Exercise inputs:
::::::::
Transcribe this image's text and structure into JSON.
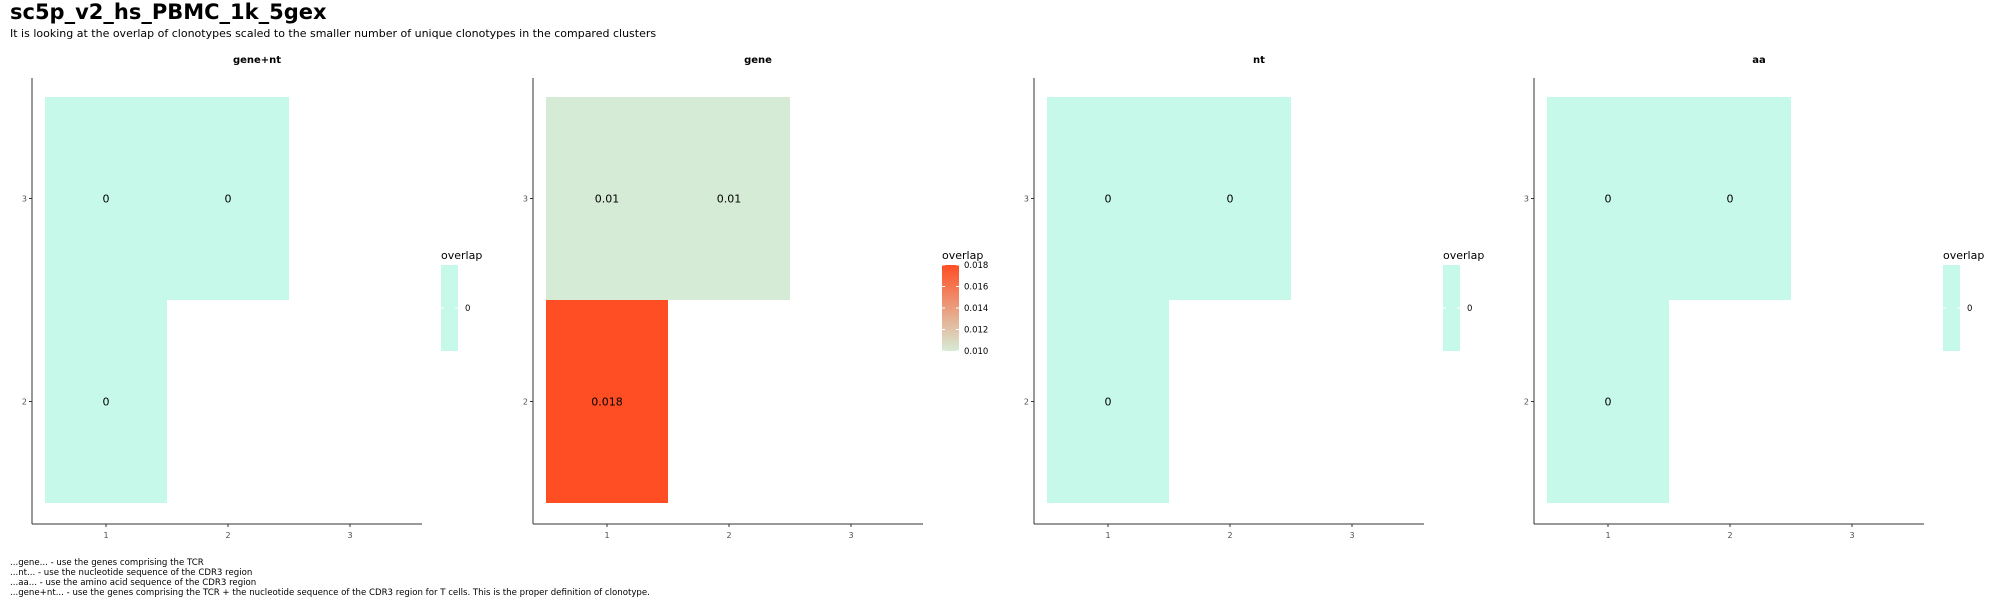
{
  "header": {
    "title": "sc5p_v2_hs_PBMC_1k_5gex",
    "subtitle": "It is looking at the overlap of clonotypes scaled to the smaller number of unique clonotypes in the compared clusters"
  },
  "footnotes": [
    "...gene... - use the genes comprising the TCR",
    "...nt... - use the nucleotide sequence of the CDR3 region",
    "...aa... - use the amino acid sequence of the CDR3 region",
    "...gene+nt... - use the genes comprising the TCR + the nucleotide sequence of the CDR3 region for T cells. This is the proper definition of clonotype."
  ],
  "colors": {
    "zero_fill": "#C6F9E9",
    "low_fill": "#D6EBD6",
    "high_fill": "#FF4E24",
    "axis": "#333333"
  },
  "chart_data": [
    {
      "type": "heatmap",
      "title": "gene+nt",
      "x_ticks": [
        "1",
        "2",
        "3"
      ],
      "y_ticks": [
        "2",
        "3"
      ],
      "cells": [
        {
          "x": 1,
          "y": 3,
          "value": 0,
          "label": "0"
        },
        {
          "x": 2,
          "y": 3,
          "value": 0,
          "label": "0"
        },
        {
          "x": 1,
          "y": 2,
          "value": 0,
          "label": "0"
        }
      ],
      "legend": {
        "title": "overlap",
        "type": "single",
        "labels": [
          "0"
        ]
      }
    },
    {
      "type": "heatmap",
      "title": "gene",
      "x_ticks": [
        "1",
        "2",
        "3"
      ],
      "y_ticks": [
        "2",
        "3"
      ],
      "cells": [
        {
          "x": 1,
          "y": 3,
          "value": 0.01,
          "label": "0.01"
        },
        {
          "x": 2,
          "y": 3,
          "value": 0.01,
          "label": "0.01"
        },
        {
          "x": 1,
          "y": 2,
          "value": 0.018,
          "label": "0.018"
        }
      ],
      "legend": {
        "title": "overlap",
        "type": "gradient",
        "labels": [
          "0.018",
          "0.016",
          "0.014",
          "0.012",
          "0.010"
        ],
        "min": 0.01,
        "max": 0.018
      }
    },
    {
      "type": "heatmap",
      "title": "nt",
      "x_ticks": [
        "1",
        "2",
        "3"
      ],
      "y_ticks": [
        "2",
        "3"
      ],
      "cells": [
        {
          "x": 1,
          "y": 3,
          "value": 0,
          "label": "0"
        },
        {
          "x": 2,
          "y": 3,
          "value": 0,
          "label": "0"
        },
        {
          "x": 1,
          "y": 2,
          "value": 0,
          "label": "0"
        }
      ],
      "legend": {
        "title": "overlap",
        "type": "single",
        "labels": [
          "0"
        ]
      }
    },
    {
      "type": "heatmap",
      "title": "aa",
      "x_ticks": [
        "1",
        "2",
        "3"
      ],
      "y_ticks": [
        "2",
        "3"
      ],
      "cells": [
        {
          "x": 1,
          "y": 3,
          "value": 0,
          "label": "0"
        },
        {
          "x": 2,
          "y": 3,
          "value": 0,
          "label": "0"
        },
        {
          "x": 1,
          "y": 2,
          "value": 0,
          "label": "0"
        }
      ],
      "legend": {
        "title": "overlap",
        "type": "single",
        "labels": [
          "0"
        ]
      }
    }
  ]
}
::::::::
Requirement: Wherever the word "region" turns up in the material, copy the whole line.

Answer below:
    "...nt... - use the nucleotide sequence of the CDR3 region",
    "...aa... - use the amino acid sequence of the CDR3 region",
    "...gene+nt... - use the genes comprising the TCR + the nucleotide sequence of the CDR3 region for T cells. This is the proper definition of clonotype."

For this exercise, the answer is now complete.